Exercise | Here are some records; return them all exactly.

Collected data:
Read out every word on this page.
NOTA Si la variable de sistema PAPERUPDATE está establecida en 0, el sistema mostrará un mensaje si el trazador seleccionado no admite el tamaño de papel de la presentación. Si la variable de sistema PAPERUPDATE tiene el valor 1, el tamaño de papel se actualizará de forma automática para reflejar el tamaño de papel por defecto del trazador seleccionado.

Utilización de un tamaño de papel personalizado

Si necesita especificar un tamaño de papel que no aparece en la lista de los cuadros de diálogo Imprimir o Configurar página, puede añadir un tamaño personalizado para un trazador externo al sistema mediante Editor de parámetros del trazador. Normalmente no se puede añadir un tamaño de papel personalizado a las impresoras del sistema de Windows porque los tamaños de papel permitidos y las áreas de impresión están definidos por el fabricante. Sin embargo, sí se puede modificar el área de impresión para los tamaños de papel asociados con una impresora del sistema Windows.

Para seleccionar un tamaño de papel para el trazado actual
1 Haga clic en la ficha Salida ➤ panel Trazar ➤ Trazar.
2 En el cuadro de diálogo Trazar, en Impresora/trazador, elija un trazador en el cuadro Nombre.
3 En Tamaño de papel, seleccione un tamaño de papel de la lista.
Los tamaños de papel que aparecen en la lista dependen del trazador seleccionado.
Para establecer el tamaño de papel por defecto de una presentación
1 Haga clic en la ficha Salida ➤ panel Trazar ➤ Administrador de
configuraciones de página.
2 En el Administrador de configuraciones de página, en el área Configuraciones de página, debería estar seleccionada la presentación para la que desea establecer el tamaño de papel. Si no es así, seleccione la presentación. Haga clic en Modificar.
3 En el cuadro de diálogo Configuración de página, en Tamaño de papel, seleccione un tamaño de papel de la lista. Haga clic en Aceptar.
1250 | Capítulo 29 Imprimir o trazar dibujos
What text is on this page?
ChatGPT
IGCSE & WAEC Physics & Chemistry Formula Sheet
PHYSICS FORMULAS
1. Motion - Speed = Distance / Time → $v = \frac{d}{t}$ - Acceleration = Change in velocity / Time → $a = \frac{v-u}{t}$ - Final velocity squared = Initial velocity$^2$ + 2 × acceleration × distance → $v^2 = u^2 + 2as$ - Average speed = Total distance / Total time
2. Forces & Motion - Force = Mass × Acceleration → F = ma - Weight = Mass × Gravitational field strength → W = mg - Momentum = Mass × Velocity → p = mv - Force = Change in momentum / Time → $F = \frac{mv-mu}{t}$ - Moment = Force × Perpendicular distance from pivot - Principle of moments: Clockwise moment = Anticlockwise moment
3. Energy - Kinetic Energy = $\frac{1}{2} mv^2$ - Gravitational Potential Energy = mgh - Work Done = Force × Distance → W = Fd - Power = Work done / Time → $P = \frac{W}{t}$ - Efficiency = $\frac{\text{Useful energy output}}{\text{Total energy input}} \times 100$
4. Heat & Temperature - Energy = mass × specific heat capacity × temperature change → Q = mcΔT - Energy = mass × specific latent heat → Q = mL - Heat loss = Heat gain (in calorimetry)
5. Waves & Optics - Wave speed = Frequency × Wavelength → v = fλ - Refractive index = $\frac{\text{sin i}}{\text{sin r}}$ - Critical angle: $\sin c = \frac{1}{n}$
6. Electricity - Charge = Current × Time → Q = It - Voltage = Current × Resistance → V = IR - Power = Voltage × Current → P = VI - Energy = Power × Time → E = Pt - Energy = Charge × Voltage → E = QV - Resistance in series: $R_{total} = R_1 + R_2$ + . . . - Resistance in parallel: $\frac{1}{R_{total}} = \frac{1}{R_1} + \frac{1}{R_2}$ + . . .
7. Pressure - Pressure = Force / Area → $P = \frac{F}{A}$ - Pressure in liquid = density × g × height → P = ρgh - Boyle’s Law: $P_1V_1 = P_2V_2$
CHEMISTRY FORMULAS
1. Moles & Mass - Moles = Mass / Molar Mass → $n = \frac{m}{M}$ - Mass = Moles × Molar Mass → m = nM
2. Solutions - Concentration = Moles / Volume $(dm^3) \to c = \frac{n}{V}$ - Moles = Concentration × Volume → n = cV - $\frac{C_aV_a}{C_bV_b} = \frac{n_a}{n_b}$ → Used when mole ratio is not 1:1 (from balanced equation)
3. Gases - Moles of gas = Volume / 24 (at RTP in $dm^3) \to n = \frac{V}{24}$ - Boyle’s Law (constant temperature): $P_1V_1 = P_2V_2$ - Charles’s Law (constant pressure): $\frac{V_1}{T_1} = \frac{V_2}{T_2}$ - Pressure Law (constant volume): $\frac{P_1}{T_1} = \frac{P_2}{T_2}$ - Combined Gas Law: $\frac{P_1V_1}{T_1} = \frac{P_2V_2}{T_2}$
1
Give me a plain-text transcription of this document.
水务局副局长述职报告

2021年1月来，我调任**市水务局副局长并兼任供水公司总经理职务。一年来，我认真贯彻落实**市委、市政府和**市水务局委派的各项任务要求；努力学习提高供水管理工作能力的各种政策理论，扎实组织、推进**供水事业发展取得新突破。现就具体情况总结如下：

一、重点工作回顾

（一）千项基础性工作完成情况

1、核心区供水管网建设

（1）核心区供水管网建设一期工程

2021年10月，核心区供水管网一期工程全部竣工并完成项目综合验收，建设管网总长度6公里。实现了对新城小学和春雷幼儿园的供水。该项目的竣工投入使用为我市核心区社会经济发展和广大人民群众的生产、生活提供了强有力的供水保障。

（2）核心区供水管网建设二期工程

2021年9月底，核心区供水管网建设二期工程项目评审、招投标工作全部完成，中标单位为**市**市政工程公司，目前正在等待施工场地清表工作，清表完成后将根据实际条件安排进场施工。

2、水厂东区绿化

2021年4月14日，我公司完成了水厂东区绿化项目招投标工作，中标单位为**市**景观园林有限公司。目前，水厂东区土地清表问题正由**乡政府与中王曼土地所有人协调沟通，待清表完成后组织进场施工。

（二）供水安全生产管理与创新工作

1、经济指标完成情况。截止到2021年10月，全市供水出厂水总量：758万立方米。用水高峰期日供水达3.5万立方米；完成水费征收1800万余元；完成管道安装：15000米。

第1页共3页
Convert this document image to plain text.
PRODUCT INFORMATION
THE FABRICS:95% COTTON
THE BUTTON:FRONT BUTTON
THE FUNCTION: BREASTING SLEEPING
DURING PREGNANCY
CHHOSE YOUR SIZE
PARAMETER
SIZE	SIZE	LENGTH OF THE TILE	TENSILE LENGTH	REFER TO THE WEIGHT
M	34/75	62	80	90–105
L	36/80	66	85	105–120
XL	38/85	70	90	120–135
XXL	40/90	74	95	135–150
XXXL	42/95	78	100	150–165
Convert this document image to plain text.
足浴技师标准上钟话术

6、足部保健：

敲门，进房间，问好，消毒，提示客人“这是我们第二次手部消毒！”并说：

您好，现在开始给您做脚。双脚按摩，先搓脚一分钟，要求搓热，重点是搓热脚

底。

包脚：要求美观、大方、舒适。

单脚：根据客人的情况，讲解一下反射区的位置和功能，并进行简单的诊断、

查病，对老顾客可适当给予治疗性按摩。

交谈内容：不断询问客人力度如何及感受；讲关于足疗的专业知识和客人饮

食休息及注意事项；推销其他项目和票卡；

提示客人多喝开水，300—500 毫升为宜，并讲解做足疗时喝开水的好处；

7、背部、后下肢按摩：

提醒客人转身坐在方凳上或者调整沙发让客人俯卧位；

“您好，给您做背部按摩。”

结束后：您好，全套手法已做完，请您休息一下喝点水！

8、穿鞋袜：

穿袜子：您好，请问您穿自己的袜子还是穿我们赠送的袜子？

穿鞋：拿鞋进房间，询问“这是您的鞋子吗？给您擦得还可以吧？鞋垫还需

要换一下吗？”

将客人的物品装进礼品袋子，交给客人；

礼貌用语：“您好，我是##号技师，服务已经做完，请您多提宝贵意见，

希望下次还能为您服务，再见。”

Result of this exercise |
Read out every word on this page.
NOTA Si la variable de sistema PAPERUPDATE está establecida en 0, el sistema mostrará un mensaje si el trazador seleccionado no admite el tamaño de papel de la presentación. Si la variable de sistema PAPERUPDATE tiene el valor 1, el tamaño de papel se actualizará de forma automática para reflejar el tamaño de papel por defecto del trazador seleccionado.

Utilización de un tamaño de papel personalizado

Si necesita especificar un tamaño de papel que no aparece en la lista de los cuadros de diálogo Imprimir o Configurar página, puede añadir un tamaño personalizado para un trazador externo al sistema mediante Editor de parámetros del trazador. Normalmente no se puede añadir un tamaño de papel personalizado a las impresoras del sistema de Windows porque los tamaños de papel permitidos y las áreas de impresión están definidos por el fabricante. Sin embargo, sí se puede modificar el área de impresión para los tamaños de papel asociados con una impresora del sistema Windows.

Para seleccionar un tamaño de papel para el trazado actual
1 Haga clic en la ficha Salida ➤ panel Trazar ➤ Trazar.
2 En el cuadro de diálogo Trazar, en Impresora/trazador, elija un trazador en el cuadro Nombre.
3 En Tamaño de papel, seleccione un tamaño de papel de la lista.
Los tamaños de papel que aparecen en la lista dependen del trazador seleccionado.
Para establecer el tamaño de papel por defecto de una presentación
1 Haga clic en la ficha Salida ➤ panel Trazar ➤ Administrador de
configuraciones de página.
2 En el Administrador de configuraciones de página, en el área Configuraciones de página, debería estar seleccionada la presentación para la que desea establecer el tamaño de papel. Si no es así, seleccione la presentación. Haga clic en Modificar.
3 En el cuadro de diálogo Configuración de página, en Tamaño de papel, seleccione un tamaño de papel de la lista. Haga clic en Aceptar.
1250 | Capítulo 29 Imprimir o trazar dibujos
What text is on this page?
ChatGPT
IGCSE & WAEC Physics & Chemistry Formula Sheet
PHYSICS FORMULAS
1. Motion - Speed = Distance / Time → $v = \frac{d}{t}$ - Acceleration = Change in velocity / Time → $a = \frac{v-u}{t}$ - Final velocity squared = Initial velocity$^2$ + 2 × acceleration × distance → $v^2 = u^2 + 2as$ - Average speed = Total distance / Total time
2. Forces & Motion - Force = Mass × Acceleration → F = ma - Weight = Mass × Gravitational field strength → W = mg - Momentum = Mass × Velocity → p = mv - Force = Change in momentum / Time → $F = \frac{mv-mu}{t}$ - Moment = Force × Perpendicular distance from pivot - Principle of moments: Clockwise moment = Anticlockwise moment
3. Energy - Kinetic Energy = $\frac{1}{2} mv^2$ - Gravitational Potential Energy = mgh - Work Done = Force × Distance → W = Fd - Power = Work done / Time → $P = \frac{W}{t}$ - Efficiency = $\frac{\text{Useful energy output}}{\text{Total energy input}} \times 100$
4. Heat & Temperature - Energy = mass × specific heat capacity × temperature change → Q = mcΔT - Energy = mass × specific latent heat → Q = mL - Heat loss = Heat gain (in calorimetry)
5. Waves & Optics - Wave speed = Frequency × Wavelength → v = fλ - Refractive index = $\frac{\text{sin i}}{\text{sin r}}$ - Critical angle: $\sin c = \frac{1}{n}$
6. Electricity - Charge = Current × Time → Q = It - Voltage = Current × Resistance → V = IR - Power = Voltage × Current → P = VI - Energy = Power × Time → E = Pt - Energy = Charge × Voltage → E = QV - Resistance in series: $R_{total} = R_1 + R_2$ + . . . - Resistance in parallel: $\frac{1}{R_{total}} = \frac{1}{R_1} + \frac{1}{R_2}$ + . . .
7. Pressure - Pressure = Force / Area → $P = \frac{F}{A}$ - Pressure in liquid = density × g × height → P = ρgh - Boyle’s Law: $P_1V_1 = P_2V_2$
CHEMISTRY FORMULAS
1. Moles & Mass - Moles = Mass / Molar Mass → $n = \frac{m}{M}$ - Mass = Moles × Molar Mass → m = nM
2. Solutions - Concentration = Moles / Volume $(dm^3) \to c = \frac{n}{V}$ - Moles = Concentration × Volume → n = cV - $\frac{C_aV_a}{C_bV_b} = \frac{n_a}{n_b}$ → Used when mole ratio is not 1:1 (from balanced equation)
3. Gases - Moles of gas = Volume / 24 (at RTP in $dm^3) \to n = \frac{V}{24}$ - Boyle’s Law (constant temperature): $P_1V_1 = P_2V_2$ - Charles’s Law (constant pressure): $\frac{V_1}{T_1} = \frac{V_2}{T_2}$ - Pressure Law (constant volume): $\frac{P_1}{T_1} = \frac{P_2}{T_2}$ - Combined Gas Law: $\frac{P_1V_1}{T_1} = \frac{P_2V_2}{T_2}$
1
Give me a plain-text transcription of this document.
水务局副局长述职报告

2021年1月来，我调任**市水务局副局长并兼任供水公司总经理职务。一年来，我认真贯彻落实**市委、市政府和**市水务局委派的各项任务要求；努力学习提高供水管理工作能力的各种政策理论，扎实组织、推进**供水事业发展取得新突破。现就具体情况总结如下：

一、重点工作回顾

（一）千项基础性工作完成情况

1、核心区供水管网建设

（1）核心区供水管网建设一期工程

2021年10月，核心区供水管网一期工程全部竣工并完成项目综合验收，建设管网总长度6公里。实现了对新城小学和春雷幼儿园的供水。该项目的竣工投入使用为我市核心区社会经济发展和广大人民群众的生产、生活提供了强有力的供水保障。

（2）核心区供水管网建设二期工程

2021年9月底，核心区供水管网建设二期工程项目评审、招投标工作全部完成，中标单位为**市**市政工程公司，目前正在等待施工场地清表工作，清表完成后将根据实际条件安排进场施工。

2、水厂东区绿化

2021年4月14日，我公司完成了水厂东区绿化项目招投标工作，中标单位为**市**景观园林有限公司。目前，水厂东区土地清表问题正由**乡政府与中王曼土地所有人协调沟通，待清表完成后组织进场施工。

（二）供水安全生产管理与创新工作

1、经济指标完成情况。截止到2021年10月，全市供水出厂水总量：758万立方米。用水高峰期日供水达3.5万立方米；完成水费征收1800万余元；完成管道安装：15000米。

第1页共3页
Convert this document image to plain text.
PRODUCT INFORMATION
THE FABRICS:95% COTTON
THE BUTTON:FRONT BUTTON
THE FUNCTION: BREASTING SLEEPING
DURING PREGNANCY
CHHOSE YOUR SIZE
PARAMETER
SIZE	SIZE	LENGTH OF THE TILE	TENSILE LENGTH	REFER TO THE WEIGHT
M	34/75	62	80	90–105
L	36/80	66	85	105–120
XL	38/85	70	90	120–135
XXL	40/90	74	95	135–150
XXXL	42/95	78	100	150–165
Convert this document image to plain text.
足浴技师标准上钟话术

6、足部保健：

敲门，进房间，问好，消毒，提示客人“这是我们第二次手部消毒！”并说：

您好，现在开始给您做脚。双脚按摩，先搓脚一分钟，要求搓热，重点是搓热脚

底。

包脚：要求美观、大方、舒适。

单脚：根据客人的情况，讲解一下反射区的位置和功能，并进行简单的诊断、

查病，对老顾客可适当给予治疗性按摩。

交谈内容：不断询问客人力度如何及感受；讲关于足疗的专业知识和客人饮

食休息及注意事项；推销其他项目和票卡；

提示客人多喝开水，300—500 毫升为宜，并讲解做足疗时喝开水的好处；

7、背部、后下肢按摩：

提醒客人转身坐在方凳上或者调整沙发让客人俯卧位；

“您好，给您做背部按摩。”

结束后：您好，全套手法已做完，请您休息一下喝点水！

8、穿鞋袜：

穿袜子：您好，请问您穿自己的袜子还是穿我们赠送的袜子？

穿鞋：拿鞋进房间，询问“这是您的鞋子吗？给您擦得还可以吧？鞋垫还需

要换一下吗？”

将客人的物品装进礼品袋子，交给客人；

礼貌用语：“您好，我是##号技师，服务已经做完，请您多提宝贵意见，

希望下次还能为您服务，再见。”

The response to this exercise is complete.